## Problem to solve:
State how many lines contain "dokumentu", and write nothing except that count.

## Dataset extract:
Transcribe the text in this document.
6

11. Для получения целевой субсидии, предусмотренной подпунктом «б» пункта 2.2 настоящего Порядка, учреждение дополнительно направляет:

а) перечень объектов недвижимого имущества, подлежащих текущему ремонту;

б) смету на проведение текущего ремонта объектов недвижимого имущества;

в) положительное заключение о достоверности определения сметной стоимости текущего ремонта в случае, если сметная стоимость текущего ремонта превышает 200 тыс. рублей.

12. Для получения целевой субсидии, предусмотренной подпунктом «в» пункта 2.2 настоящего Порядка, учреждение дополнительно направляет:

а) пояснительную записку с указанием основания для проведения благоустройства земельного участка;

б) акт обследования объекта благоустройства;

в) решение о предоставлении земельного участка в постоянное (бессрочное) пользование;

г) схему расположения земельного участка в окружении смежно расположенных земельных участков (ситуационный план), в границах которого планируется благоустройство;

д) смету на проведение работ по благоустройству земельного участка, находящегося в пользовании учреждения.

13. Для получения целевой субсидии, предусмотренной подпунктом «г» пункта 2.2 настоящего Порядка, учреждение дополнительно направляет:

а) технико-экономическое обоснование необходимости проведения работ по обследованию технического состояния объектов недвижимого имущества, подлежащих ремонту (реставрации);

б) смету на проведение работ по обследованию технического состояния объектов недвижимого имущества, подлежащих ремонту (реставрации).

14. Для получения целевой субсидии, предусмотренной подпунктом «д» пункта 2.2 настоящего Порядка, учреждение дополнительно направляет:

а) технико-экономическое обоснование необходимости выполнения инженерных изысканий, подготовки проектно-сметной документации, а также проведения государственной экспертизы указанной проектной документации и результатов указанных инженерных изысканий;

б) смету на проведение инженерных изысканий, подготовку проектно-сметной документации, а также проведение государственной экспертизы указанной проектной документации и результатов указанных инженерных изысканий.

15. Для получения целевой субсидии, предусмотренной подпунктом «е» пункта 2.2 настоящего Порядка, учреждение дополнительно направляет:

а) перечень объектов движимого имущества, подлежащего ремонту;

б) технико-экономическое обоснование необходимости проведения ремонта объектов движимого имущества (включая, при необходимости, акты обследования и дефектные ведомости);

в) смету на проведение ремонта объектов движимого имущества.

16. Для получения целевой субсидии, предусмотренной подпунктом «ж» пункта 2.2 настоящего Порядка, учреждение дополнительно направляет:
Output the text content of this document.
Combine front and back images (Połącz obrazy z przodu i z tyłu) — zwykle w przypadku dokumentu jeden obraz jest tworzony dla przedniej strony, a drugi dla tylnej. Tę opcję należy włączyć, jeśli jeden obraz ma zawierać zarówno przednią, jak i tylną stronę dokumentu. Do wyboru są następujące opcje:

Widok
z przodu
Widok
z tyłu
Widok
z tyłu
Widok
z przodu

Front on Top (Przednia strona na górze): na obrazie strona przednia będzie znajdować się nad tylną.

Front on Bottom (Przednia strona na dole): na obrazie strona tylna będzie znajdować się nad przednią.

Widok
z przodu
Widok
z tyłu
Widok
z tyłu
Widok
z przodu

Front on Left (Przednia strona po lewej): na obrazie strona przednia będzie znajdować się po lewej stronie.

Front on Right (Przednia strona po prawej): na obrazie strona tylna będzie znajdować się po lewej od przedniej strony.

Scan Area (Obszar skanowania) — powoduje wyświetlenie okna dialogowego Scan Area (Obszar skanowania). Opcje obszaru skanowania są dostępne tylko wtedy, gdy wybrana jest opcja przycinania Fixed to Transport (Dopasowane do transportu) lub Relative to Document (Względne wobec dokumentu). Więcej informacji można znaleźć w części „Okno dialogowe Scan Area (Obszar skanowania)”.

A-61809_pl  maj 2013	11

## The completed task:
2